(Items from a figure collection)
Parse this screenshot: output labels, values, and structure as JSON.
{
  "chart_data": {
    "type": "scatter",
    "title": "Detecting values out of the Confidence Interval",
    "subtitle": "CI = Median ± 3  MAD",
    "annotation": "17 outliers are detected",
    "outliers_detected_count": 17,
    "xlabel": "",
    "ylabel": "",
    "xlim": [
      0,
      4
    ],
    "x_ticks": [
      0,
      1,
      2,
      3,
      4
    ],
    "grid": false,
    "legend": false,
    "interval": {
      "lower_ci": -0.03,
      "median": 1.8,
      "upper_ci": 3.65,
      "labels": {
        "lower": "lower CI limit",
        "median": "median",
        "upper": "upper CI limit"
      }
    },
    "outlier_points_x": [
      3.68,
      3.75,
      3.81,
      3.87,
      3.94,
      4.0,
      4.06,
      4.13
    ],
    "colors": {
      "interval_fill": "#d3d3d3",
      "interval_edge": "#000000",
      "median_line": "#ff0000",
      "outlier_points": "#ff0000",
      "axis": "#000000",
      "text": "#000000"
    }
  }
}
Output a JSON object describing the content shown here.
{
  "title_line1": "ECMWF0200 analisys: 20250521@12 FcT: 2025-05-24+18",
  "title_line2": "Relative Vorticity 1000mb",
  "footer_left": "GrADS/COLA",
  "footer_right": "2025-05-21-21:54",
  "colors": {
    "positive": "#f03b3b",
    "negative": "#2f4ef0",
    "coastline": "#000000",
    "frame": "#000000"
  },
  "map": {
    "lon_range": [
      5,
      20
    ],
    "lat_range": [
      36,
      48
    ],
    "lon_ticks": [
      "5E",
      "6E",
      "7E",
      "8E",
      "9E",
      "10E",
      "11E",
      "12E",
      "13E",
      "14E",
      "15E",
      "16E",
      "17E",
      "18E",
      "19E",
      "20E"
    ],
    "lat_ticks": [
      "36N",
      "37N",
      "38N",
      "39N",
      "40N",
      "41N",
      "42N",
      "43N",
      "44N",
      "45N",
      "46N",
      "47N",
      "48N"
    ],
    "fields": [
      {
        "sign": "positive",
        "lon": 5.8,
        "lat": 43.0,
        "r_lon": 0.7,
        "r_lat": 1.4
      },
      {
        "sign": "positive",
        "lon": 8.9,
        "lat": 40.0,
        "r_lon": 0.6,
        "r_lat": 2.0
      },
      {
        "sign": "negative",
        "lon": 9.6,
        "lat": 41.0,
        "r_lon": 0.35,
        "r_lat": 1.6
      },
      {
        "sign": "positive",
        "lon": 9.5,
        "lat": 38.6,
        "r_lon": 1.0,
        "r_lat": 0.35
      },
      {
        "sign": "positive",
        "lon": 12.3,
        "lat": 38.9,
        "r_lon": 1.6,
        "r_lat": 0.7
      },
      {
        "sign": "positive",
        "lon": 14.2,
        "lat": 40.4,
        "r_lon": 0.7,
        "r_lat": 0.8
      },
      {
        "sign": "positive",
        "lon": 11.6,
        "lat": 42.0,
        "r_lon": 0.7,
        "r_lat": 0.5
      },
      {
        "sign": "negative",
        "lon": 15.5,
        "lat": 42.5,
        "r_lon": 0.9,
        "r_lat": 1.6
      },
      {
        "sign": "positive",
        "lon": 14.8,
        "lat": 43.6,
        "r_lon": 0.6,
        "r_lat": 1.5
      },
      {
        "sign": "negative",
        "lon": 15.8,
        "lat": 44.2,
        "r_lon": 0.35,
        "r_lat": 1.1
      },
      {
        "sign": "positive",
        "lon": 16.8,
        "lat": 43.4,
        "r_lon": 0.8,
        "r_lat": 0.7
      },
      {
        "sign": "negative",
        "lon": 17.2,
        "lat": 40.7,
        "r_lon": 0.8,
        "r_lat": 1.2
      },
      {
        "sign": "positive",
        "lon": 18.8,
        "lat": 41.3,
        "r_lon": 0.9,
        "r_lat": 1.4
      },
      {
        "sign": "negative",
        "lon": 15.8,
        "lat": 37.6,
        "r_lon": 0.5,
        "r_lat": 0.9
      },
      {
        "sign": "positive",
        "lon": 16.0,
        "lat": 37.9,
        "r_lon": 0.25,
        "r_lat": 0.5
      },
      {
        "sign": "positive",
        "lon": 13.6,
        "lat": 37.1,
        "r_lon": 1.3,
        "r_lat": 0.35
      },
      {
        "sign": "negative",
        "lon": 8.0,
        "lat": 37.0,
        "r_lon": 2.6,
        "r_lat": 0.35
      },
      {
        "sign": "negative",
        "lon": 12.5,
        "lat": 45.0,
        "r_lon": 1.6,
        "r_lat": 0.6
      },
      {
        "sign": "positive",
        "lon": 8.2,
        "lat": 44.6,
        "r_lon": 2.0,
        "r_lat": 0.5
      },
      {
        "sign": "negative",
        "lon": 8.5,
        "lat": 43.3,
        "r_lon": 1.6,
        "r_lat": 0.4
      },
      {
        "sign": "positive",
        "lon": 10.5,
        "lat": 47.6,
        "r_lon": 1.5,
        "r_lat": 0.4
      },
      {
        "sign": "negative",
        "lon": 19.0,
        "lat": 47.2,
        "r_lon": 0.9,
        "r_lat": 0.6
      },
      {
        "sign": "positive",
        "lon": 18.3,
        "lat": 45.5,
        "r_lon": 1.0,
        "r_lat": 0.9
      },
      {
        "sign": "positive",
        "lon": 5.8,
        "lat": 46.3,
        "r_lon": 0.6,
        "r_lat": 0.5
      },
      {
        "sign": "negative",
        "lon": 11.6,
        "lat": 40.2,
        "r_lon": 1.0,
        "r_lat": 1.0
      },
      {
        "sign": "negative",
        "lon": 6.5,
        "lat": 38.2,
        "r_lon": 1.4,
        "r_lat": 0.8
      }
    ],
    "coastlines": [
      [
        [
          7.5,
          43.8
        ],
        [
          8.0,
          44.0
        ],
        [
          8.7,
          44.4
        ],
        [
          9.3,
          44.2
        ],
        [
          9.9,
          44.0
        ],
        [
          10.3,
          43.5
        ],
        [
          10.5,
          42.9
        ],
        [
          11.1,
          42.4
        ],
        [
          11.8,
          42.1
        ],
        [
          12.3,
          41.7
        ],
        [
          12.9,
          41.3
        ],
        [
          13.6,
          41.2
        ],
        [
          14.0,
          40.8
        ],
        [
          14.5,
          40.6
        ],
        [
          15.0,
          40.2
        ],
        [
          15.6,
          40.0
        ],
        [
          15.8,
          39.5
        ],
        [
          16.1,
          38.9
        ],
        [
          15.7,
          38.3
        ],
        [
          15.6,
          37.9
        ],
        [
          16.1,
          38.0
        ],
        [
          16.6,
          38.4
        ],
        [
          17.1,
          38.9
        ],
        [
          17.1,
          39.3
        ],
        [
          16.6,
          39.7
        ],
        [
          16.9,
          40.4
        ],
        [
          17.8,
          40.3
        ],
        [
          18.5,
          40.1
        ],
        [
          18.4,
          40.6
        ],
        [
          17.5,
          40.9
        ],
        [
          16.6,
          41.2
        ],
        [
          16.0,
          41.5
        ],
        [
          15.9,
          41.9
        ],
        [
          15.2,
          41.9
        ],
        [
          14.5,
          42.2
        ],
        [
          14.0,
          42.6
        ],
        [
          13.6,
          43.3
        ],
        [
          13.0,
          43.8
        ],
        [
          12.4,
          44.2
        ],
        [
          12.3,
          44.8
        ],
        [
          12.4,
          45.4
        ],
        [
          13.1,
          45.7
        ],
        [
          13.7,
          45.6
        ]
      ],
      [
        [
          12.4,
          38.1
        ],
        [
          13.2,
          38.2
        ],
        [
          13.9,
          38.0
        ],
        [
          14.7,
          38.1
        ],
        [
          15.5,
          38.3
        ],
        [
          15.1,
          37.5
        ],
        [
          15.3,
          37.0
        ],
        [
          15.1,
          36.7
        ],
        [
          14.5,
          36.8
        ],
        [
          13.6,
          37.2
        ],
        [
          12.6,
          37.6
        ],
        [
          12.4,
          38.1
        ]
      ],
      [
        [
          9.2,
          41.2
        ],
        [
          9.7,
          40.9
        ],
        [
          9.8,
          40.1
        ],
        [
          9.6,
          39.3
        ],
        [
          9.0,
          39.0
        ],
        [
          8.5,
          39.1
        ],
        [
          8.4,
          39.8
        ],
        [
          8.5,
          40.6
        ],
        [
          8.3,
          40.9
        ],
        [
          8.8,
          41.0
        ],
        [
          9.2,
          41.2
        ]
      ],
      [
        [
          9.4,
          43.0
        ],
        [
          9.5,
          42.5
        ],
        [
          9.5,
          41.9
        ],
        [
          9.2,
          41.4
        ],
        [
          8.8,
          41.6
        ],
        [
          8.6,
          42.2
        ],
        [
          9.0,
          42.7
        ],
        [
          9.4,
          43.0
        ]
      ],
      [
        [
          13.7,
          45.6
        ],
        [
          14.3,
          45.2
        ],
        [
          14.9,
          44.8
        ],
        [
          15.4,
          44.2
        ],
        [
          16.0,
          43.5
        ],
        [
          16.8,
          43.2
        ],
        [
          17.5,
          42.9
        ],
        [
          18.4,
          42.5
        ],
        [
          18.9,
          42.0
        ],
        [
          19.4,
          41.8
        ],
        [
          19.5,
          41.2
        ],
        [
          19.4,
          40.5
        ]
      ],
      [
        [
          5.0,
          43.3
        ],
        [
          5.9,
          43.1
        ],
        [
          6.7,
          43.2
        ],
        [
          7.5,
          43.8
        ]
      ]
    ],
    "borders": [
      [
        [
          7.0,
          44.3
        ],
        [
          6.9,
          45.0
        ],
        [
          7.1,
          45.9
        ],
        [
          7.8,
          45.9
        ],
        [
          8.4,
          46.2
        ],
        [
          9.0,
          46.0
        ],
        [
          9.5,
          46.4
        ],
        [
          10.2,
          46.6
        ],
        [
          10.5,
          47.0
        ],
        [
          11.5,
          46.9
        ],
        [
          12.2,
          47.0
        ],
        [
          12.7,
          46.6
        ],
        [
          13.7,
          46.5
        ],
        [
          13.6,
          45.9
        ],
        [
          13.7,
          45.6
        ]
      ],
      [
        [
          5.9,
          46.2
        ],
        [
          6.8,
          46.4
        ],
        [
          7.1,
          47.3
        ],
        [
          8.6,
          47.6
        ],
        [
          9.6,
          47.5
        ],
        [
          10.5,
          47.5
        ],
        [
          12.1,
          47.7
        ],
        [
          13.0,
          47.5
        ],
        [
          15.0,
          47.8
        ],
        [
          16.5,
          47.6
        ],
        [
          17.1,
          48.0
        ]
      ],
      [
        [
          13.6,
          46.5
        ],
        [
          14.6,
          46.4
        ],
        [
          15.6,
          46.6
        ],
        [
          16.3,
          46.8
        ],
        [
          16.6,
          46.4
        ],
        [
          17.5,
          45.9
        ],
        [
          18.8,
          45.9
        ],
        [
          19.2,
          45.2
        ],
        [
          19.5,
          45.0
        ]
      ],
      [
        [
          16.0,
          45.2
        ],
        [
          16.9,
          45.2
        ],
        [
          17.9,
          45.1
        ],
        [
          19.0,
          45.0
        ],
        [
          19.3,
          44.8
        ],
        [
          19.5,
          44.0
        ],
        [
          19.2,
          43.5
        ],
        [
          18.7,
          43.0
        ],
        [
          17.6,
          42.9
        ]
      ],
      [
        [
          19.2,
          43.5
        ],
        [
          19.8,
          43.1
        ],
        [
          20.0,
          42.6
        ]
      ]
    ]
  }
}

* **WHAT IS EXPECTED**: Copy out each line of the data where the string "JSON" appears.

* **RESPONSE BELOW**:
Parse this screenshot: output labels, values, and structure as JSON.
Output a JSON object describing the content shown here.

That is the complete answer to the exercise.